* **Description of the task**: Return the entries below in their exact form, leaving the pictures out.

* **Records shown**:
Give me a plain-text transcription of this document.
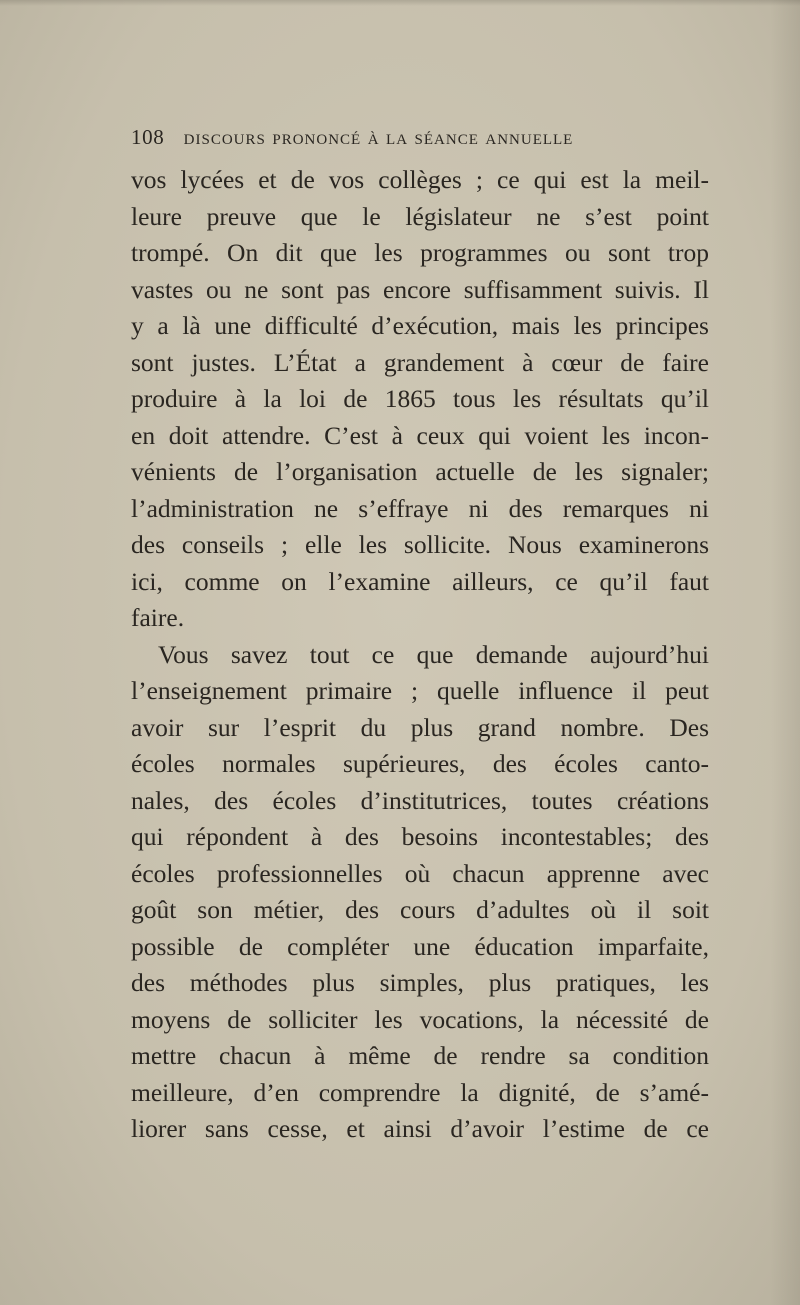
108 discours prononcé à la séance annuelle
vos lycées et de vos collèges ; ce qui est la meil-
leure preuve que le législateur ne s’est point
trompé. On dit que les programmes ou sont trop
vastes ou ne sont pas encore suffisamment suivis. Il
y a là une difficulté d’exécution, mais les principes
sont justes. L’État a grandement à cœur de faire
produire à la loi de 1865 tous les résultats qu’il
en doit attendre. C’est à ceux qui voient les incon-
vénients de l’organisation actuelle de les signaler;
l’administration ne s’effraye ni des remarques ni
des conseils ; elle les sollicite. Nous examinerons
ici, comme on l’examine ailleurs, ce qu’il faut
faire.
Vous savez tout ce que demande aujourd’hui
l’enseignement primaire ; quelle influence il peut
avoir sur l’esprit du plus grand nombre. Des
écoles normales supérieures, des écoles canto-
nales, des écoles d’institutrices, toutes créations
qui répondent à des besoins incontestables; des
écoles professionnelles où chacun apprenne avec
goût son métier, des cours d’adultes où il soit
possible de compléter une éducation imparfaite,
des méthodes plus simples, plus pratiques, les
moyens de solliciter les vocations, la nécessité de
mettre chacun à même de rendre sa condition
meilleure, d’en comprendre la dignité, de s’amé-
liorer sans cesse, et ainsi d’avoir l’estime de ce
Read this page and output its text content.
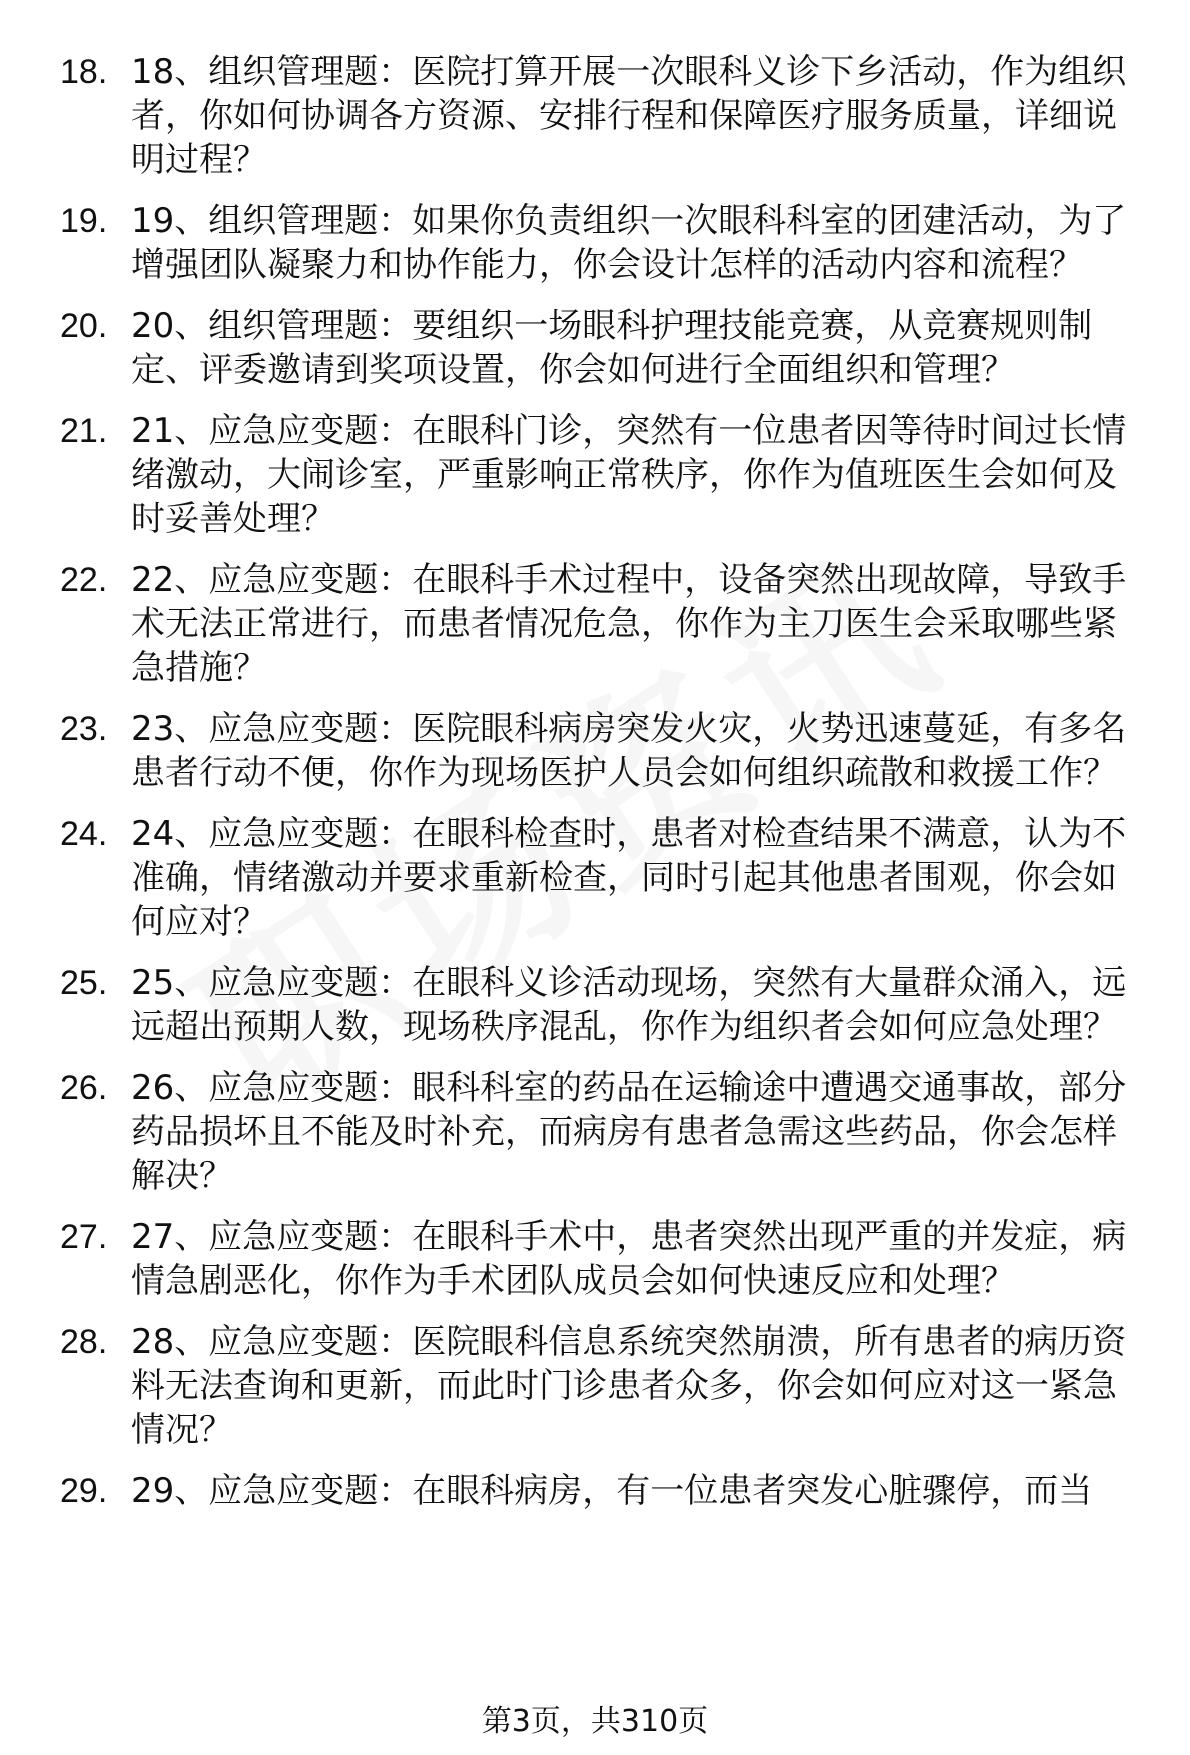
18. 18、组织管理题：医院打算开展一次眼科义诊下乡活动，作为组织者，你如何协调各方资源、安排行程和保障医疗服务质量，详细说明过程？
19. 19、组织管理题：如果你负责组织一次眼科科室的团建活动，为了增强团队凝聚力和协作能力，你会设计怎样的活动内容和流程？
20. 20、组织管理题：要组织一场眼科护理技能竞赛，从竞赛规则制定、评委邀请到奖项设置，你会如何进行全面组织和管理？
21. 21、应急应变题：在眼科门诊，突然有一位患者因等待时间过长情绪激动，大闹诊室，严重影响正常秩序，你作为值班医生会如何及时妥善处理？
22. 22、应急应变题：在眼科手术过程中，设备突然出现故障，导致手术无法正常进行，而患者情况危急，你作为主刀医生会采取哪些紧急措施？
23. 23、应急应变题：医院眼科病房突发火灾，火势迅速蔓延，有多名患者行动不便，你作为现场医护人员会如何组织疏散和救援工作？
24. 24、应急应变题：在眼科检查时，患者对检查结果不满意，认为不准确，情绪激动并要求重新检查，同时引起其他患者围观，你会如何应对？
25. 25、应急应变题：在眼科义诊活动现场，突然有大量群众涌入，远远超出预期人数，现场秩序混乱，你作为组织者会如何应急处理？
26. 26、应急应变题：眼科科室的药品在运输途中遭遇交通事故，部分药品损坏且不能及时补充，而病房有患者急需这些药品，你会怎样解决？
27. 27、应急应变题：在眼科手术中，患者突然出现严重的并发症，病情急剧恶化，你作为手术团队成员会如何快速反应和处理？
28. 28、应急应变题：医院眼科信息系统突然崩溃，所有患者的病历资料无法查询和更新，而此时门诊患者众多，你会如何应对这一紧急情况？
29. 29、应急应变题：在眼科病房，有一位患者突发心脏骤停，而当
第3页，共310页
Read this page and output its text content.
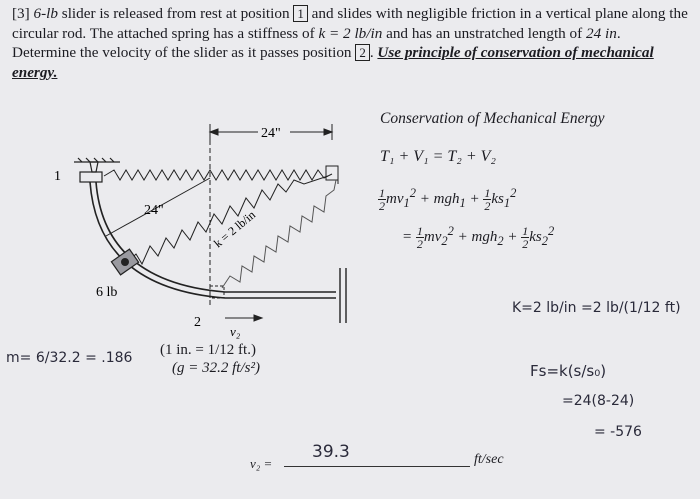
[3] 6-lb slider is released from rest at position 1 and slides with negligible friction in a vertical plane along the circular rod. The attached spring has a stiffness of k = 2 lb/in and has an unstratched length of 24 in. Determine the velocity of the slider as it passes position 2 . Use principle of conservation of mechanical energy.
24"
24"	k = 2 lb/in
1
6 lb
2
v₂
(1 in. = 1/12 ft.)
(g = 32.2 ft/s²)
Conservation of Mechanical Energy
T₁ + V₁ = T₂ + V₂
$\frac{1}{2} mv_1^2 + mgh_1 + \frac{1}{2} ks_1^2$
= $\frac{1}{2} mv_2^2 + mgh_2 + \frac{1}{2} ks_2^2$
m= 6/32.2 = .186
K=2 lb/in =2 lb/(1/12 ft)
Fs=k(s/s₀)
=24(8-24)
= -576
v₂ =
39.3	ft/sec
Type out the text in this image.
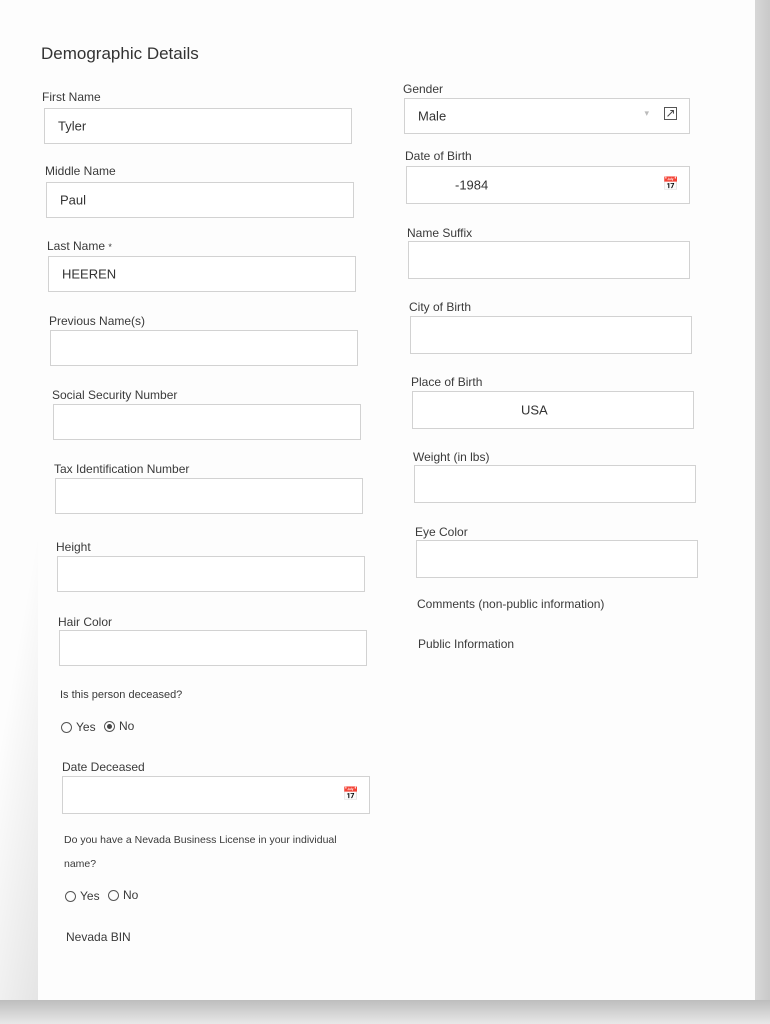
Demographic Details
First Name
Tyler
Middle Name
Paul
Last Name *
HEEREN
Previous Name(s)
Social Security Number
Tax Identification Number
Height
Hair Color
Is this person deceased?
Yes No
Date Deceased
📅
Do you have a Nevada Business License in your individual
name?
Yes No
Nevada BIN
Gender
Male	▾ ↗
Date of Birth
-1984	📅
Name Suffix
City of Birth
Place of Birth
USA
Weight (in lbs)
Eye Color
Comments (non-public information)
Public Information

* **Final answer**:
Give me a plain-text transcription of this document.
108 discours prononcé à la séance annuelle
vos lycées et de vos collèges ; ce qui est la meil-
leure preuve que le législateur ne s’est point
trompé. On dit que les programmes ou sont trop
vastes ou ne sont pas encore suffisamment suivis. Il
y a là une difficulté d’exécution, mais les principes
sont justes. L’État a grandement à cœur de faire
produire à la loi de 1865 tous les résultats qu’il
en doit attendre. C’est à ceux qui voient les incon-
vénients de l’organisation actuelle de les signaler;
l’administration ne s’effraye ni des remarques ni
des conseils ; elle les sollicite. Nous examinerons
ici, comme on l’examine ailleurs, ce qu’il faut
faire.
Vous savez tout ce que demande aujourd’hui
l’enseignement primaire ; quelle influence il peut
avoir sur l’esprit du plus grand nombre. Des
écoles normales supérieures, des écoles canto-
nales, des écoles d’institutrices, toutes créations
qui répondent à des besoins incontestables; des
écoles professionnelles où chacun apprenne avec
goût son métier, des cours d’adultes où il soit
possible de compléter une éducation imparfaite,
des méthodes plus simples, plus pratiques, les
moyens de solliciter les vocations, la nécessité de
mettre chacun à même de rendre sa condition
meilleure, d’en comprendre la dignité, de s’amé-
liorer sans cesse, et ainsi d’avoir l’estime de ce
Read this page and output its text content.
18. 18、组织管理题：医院打算开展一次眼科义诊下乡活动，作为组织者，你如何协调各方资源、安排行程和保障医疗服务质量，详细说明过程？
19. 19、组织管理题：如果你负责组织一次眼科科室的团建活动，为了增强团队凝聚力和协作能力，你会设计怎样的活动内容和流程？
20. 20、组织管理题：要组织一场眼科护理技能竞赛，从竞赛规则制定、评委邀请到奖项设置，你会如何进行全面组织和管理？
21. 21、应急应变题：在眼科门诊，突然有一位患者因等待时间过长情绪激动，大闹诊室，严重影响正常秩序，你作为值班医生会如何及时妥善处理？
22. 22、应急应变题：在眼科手术过程中，设备突然出现故障，导致手术无法正常进行，而患者情况危急，你作为主刀医生会采取哪些紧急措施？
23. 23、应急应变题：医院眼科病房突发火灾，火势迅速蔓延，有多名患者行动不便，你作为现场医护人员会如何组织疏散和救援工作？
24. 24、应急应变题：在眼科检查时，患者对检查结果不满意，认为不准确，情绪激动并要求重新检查，同时引起其他患者围观，你会如何应对？
25. 25、应急应变题：在眼科义诊活动现场，突然有大量群众涌入，远远超出预期人数，现场秩序混乱，你作为组织者会如何应急处理？
26. 26、应急应变题：眼科科室的药品在运输途中遭遇交通事故，部分药品损坏且不能及时补充，而病房有患者急需这些药品，你会怎样解决？
27. 27、应急应变题：在眼科手术中，患者突然出现严重的并发症，病情急剧恶化，你作为手术团队成员会如何快速反应和处理？
28. 28、应急应变题：医院眼科信息系统突然崩溃，所有患者的病历资料无法查询和更新，而此时门诊患者众多，你会如何应对这一紧急情况？
29. 29、应急应变题：在眼科病房，有一位患者突发心脏骤停，而当
第3页，共310页
Read this page and output its text content.
[3] 6-lb slider is released from rest at position 1 and slides with negligible friction in a vertical plane along the circular rod. The attached spring has a stiffness of k = 2 lb/in and has an unstratched length of 24 in. Determine the velocity of the slider as it passes position 2 . Use principle of conservation of mechanical energy.
24"
24"	k = 2 lb/in
1
6 lb
2
v₂
(1 in. = 1/12 ft.)
(g = 32.2 ft/s²)
Conservation of Mechanical Energy
T₁ + V₁ = T₂ + V₂
$\frac{1}{2} mv_1^2 + mgh_1 + \frac{1}{2} ks_1^2$
= $\frac{1}{2} mv_2^2 + mgh_2 + \frac{1}{2} ks_2^2$
m= 6/32.2 = .186
K=2 lb/in =2 lb/(1/12 ft)
Fs=k(s/s₀)
=24(8-24)
= -576
v₂ =
39.3	ft/sec
Type out the text in this image.
Demographic Details
First Name
Tyler
Middle Name
Paul
Last Name *
HEEREN
Previous Name(s)
Social Security Number
Tax Identification Number
Height
Hair Color
Is this person deceased?
Yes No
Date Deceased
📅
Do you have a Nevada Business License in your individual
name?
Yes No
Nevada BIN
Gender
Male	▾ ↗
Date of Birth
-1984	📅
Name Suffix
City of Birth
Place of Birth
USA
Weight (in lbs)
Eye Color
Comments (non-public information)
Public Information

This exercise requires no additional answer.